• [WRITTEN PROBLEM]:
From the listing below, pull out all lines with "Chinese" in them.

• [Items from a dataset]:
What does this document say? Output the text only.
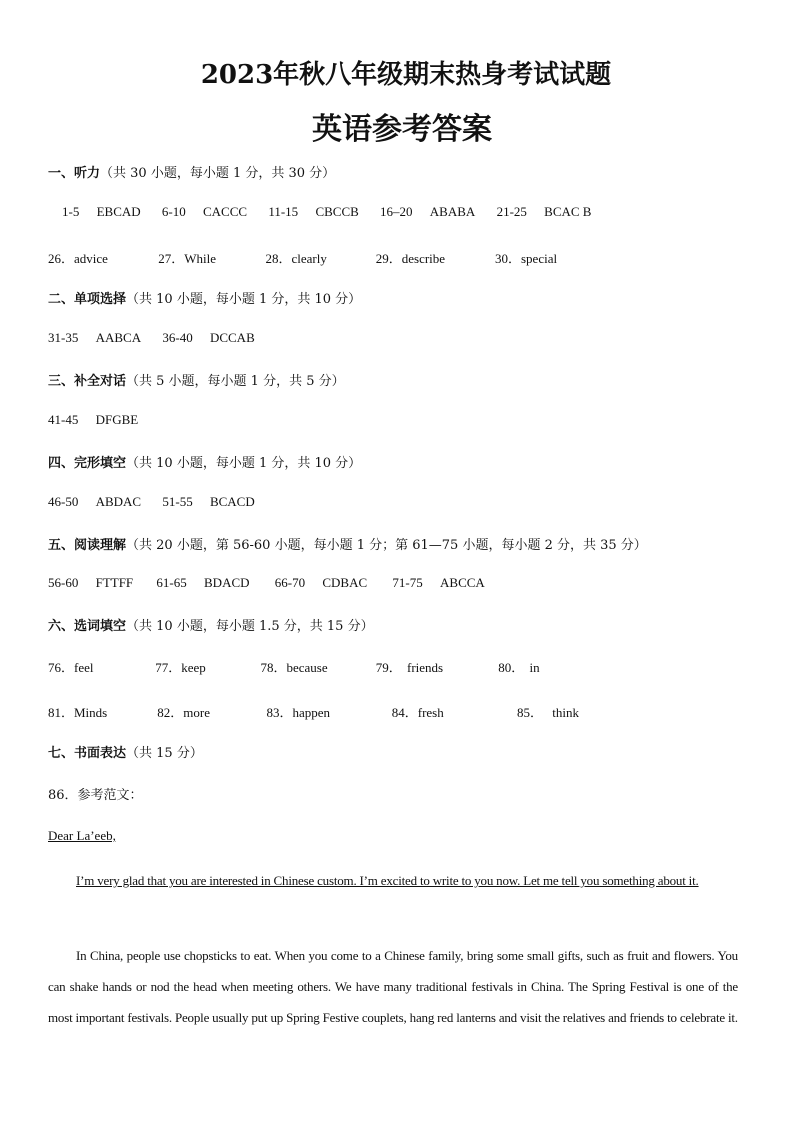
2023年秋八年级期末热身考试试题
英语参考答案
一、听力（共 30 小题，每小题 1 分，共 30 分）
1-5 EBCAD 6-10 CACCC 11-15 CBCCB 16–20 ABABA 21-25 BCAC B
26．advice	27．While	28．clearly	29．describe	30．special
二、单项选择（共 10 小题，每小题 1 分，共 10 分）
31-35 AABCA 36-40 DCCAB
三、补全对话（共 5 小题，每小题 1 分，共 5 分）
41-45 DFGBE
四、完形填空（共 10 小题，每小题 1 分，共 10 分）
46-50 ABDAC 51-55 BCACD
五、阅读理解（共 20 小题，第 56-60 小题，每小题 1 分；第 61—75 小题，每小题 2 分，共 35 分）
56-60 FTTFF 61-65 BDACD 66-70 CDBAC 71-75 ABCCA
六、选词填空（共 10 小题，每小题 1.5 分，共 15 分）
76．feel	77．keep	78．because	79． friends	80． in
81．Minds	82．more	83．happen	84．fresh	85． think
七、书面表达（共 15 分）
86．参考范文：
Dear La’eeb,
I’m very glad that you are interested in Chinese custom. I’m excited to write to you now. Let me tell you something about it.
In China, people use chopsticks to eat. When you come to a Chinese family, bring some small gifts, such as fruit and flowers. You can shake hands or nod the head when meeting others. We have many traditional festivals in China. The Spring Festival is one of the most important festivals. People usually put up Spring Festive couplets, hang red lanterns and visit the relatives and friends to celebrate it.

• [SOLUTION]:
I’m very glad that you are interested in Chinese custom. I’m excited to write to you now. Let me tell you something about it.
In China, people use chopsticks to eat. When you come to a Chinese family, bring some small gifts, such as fruit and flowers. You can shake hands or nod the head when meeting others. We have many traditional festivals in China. The Spring Festival is one of the most important festivals. People usually put up Spring Festive couplets, hang red lanterns and visit the relatives and friends to celebrate it.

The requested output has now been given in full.